Work to complete —
Every entry below must be repeated exactly; skip the pictures.

Task inputs —

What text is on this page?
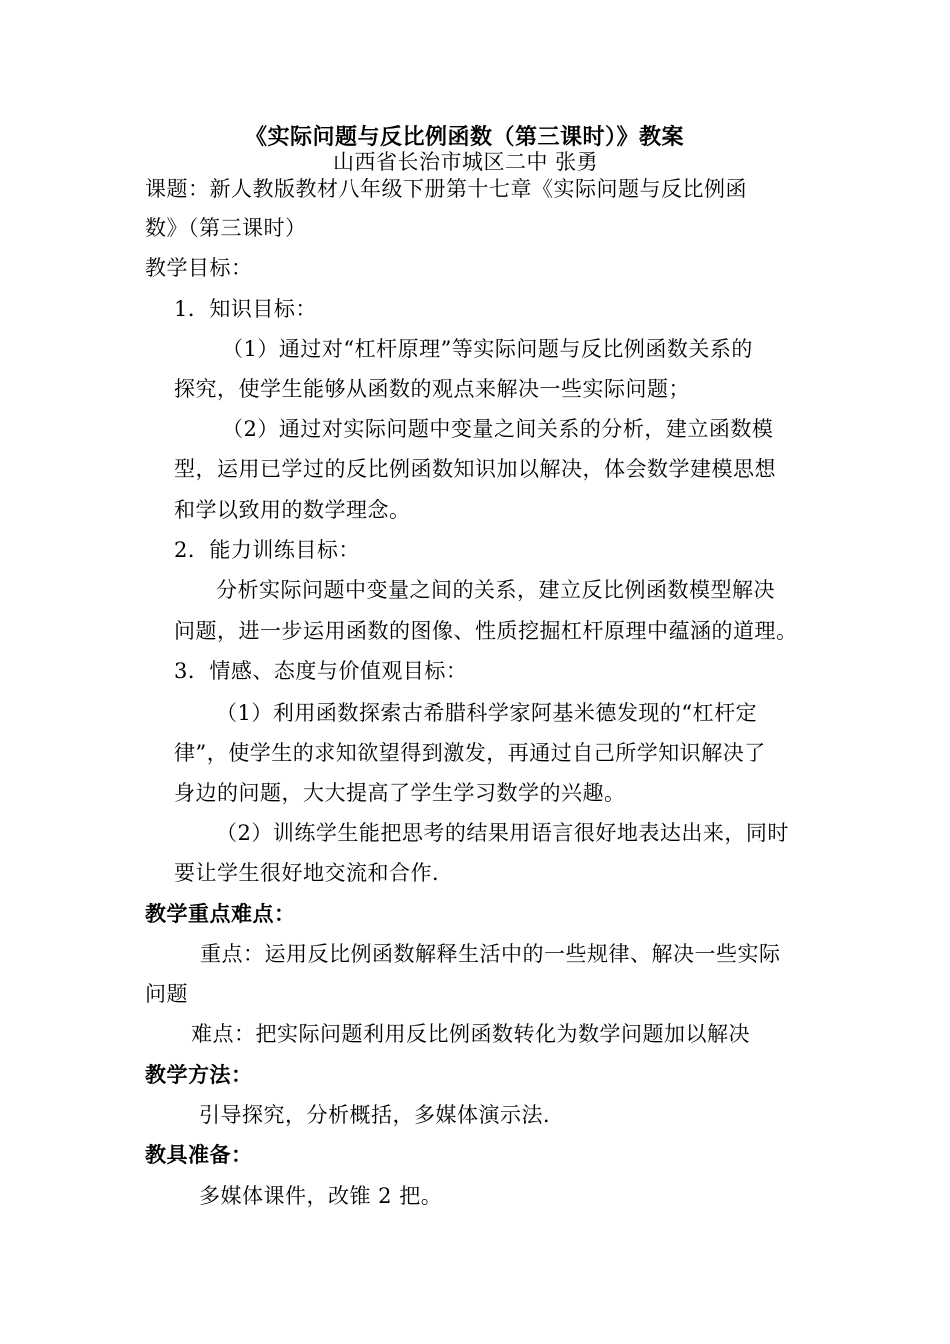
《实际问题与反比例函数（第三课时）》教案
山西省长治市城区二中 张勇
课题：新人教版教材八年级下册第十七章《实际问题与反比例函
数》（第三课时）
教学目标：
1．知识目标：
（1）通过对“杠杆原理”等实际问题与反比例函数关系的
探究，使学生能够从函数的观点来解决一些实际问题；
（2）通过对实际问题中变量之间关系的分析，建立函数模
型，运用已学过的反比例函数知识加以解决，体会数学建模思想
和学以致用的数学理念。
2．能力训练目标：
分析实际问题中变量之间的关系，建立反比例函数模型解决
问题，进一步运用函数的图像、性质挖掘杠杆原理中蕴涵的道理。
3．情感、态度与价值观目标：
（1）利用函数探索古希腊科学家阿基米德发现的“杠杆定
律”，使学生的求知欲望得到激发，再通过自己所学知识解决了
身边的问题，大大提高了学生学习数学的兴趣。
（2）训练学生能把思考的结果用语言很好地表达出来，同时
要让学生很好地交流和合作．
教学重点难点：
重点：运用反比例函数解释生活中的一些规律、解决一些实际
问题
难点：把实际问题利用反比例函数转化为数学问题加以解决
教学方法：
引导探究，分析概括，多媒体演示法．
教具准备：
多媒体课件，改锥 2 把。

Answer to this exercise —
What text is on this page?
《实际问题与反比例函数（第三课时）》教案
山西省长治市城区二中 张勇
课题：新人教版教材八年级下册第十七章《实际问题与反比例函
数》（第三课时）
教学目标：
1．知识目标：
（1）通过对“杠杆原理”等实际问题与反比例函数关系的
探究，使学生能够从函数的观点来解决一些实际问题；
（2）通过对实际问题中变量之间关系的分析，建立函数模
型，运用已学过的反比例函数知识加以解决，体会数学建模思想
和学以致用的数学理念。
2．能力训练目标：
分析实际问题中变量之间的关系，建立反比例函数模型解决
问题，进一步运用函数的图像、性质挖掘杠杆原理中蕴涵的道理。
3．情感、态度与价值观目标：
（1）利用函数探索古希腊科学家阿基米德发现的“杠杆定
律”，使学生的求知欲望得到激发，再通过自己所学知识解决了
身边的问题，大大提高了学生学习数学的兴趣。
（2）训练学生能把思考的结果用语言很好地表达出来，同时
要让学生很好地交流和合作．
教学重点难点：
重点：运用反比例函数解释生活中的一些规律、解决一些实际
问题
难点：把实际问题利用反比例函数转化为数学问题加以解决
教学方法：
引导探究，分析概括，多媒体演示法．
教具准备：
多媒体课件，改锥 2 把。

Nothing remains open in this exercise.